____ Record extracts
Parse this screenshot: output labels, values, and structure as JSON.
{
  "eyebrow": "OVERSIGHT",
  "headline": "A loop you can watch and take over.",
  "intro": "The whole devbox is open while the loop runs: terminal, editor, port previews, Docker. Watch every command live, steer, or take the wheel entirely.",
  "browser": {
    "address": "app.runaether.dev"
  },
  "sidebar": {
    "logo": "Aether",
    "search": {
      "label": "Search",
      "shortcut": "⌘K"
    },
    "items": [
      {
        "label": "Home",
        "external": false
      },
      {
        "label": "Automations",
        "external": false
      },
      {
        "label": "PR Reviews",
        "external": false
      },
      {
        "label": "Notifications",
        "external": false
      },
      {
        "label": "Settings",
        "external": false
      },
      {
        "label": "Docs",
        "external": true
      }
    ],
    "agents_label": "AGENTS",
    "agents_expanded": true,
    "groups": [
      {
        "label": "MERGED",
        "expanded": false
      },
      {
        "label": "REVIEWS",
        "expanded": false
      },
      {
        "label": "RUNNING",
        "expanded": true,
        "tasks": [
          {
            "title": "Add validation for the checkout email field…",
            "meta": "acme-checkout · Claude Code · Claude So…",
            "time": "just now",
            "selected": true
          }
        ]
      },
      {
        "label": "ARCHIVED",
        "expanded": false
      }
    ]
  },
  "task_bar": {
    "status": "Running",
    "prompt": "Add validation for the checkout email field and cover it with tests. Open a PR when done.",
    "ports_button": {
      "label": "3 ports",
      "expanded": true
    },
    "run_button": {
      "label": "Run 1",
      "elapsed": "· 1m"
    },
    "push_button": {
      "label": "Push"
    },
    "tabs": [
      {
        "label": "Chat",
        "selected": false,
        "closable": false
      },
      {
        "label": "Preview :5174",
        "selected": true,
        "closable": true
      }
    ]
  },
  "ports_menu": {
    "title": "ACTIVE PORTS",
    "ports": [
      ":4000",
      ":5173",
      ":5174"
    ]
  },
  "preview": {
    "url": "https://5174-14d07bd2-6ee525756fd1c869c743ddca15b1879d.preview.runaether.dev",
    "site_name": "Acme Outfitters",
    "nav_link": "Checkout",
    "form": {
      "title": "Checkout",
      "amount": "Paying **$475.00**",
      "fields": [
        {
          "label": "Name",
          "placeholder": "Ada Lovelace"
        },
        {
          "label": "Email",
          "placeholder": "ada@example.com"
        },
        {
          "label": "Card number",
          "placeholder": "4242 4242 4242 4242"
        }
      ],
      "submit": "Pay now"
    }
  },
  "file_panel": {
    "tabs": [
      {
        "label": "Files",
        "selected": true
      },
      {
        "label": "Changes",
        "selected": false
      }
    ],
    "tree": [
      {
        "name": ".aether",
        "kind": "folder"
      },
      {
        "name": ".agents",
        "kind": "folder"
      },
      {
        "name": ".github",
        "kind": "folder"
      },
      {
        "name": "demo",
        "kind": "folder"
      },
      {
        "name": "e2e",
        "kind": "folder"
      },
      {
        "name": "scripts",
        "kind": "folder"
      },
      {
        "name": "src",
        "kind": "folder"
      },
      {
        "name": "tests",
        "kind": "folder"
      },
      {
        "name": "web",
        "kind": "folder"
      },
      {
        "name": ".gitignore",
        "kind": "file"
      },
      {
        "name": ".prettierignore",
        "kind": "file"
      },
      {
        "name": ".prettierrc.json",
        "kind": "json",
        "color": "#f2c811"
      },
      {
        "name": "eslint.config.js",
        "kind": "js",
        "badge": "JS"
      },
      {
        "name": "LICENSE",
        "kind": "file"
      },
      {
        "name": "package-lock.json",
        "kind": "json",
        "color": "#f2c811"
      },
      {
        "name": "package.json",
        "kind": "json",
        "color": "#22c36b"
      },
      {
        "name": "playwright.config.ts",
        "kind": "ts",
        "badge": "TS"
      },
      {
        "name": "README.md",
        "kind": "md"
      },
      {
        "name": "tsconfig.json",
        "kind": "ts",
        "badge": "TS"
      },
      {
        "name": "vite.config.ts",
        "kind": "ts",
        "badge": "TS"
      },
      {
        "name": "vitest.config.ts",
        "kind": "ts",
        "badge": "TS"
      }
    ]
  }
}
________
## Aim
How many lines in the records hold the string "validation"? Reply with the number alone.

## Written solution
2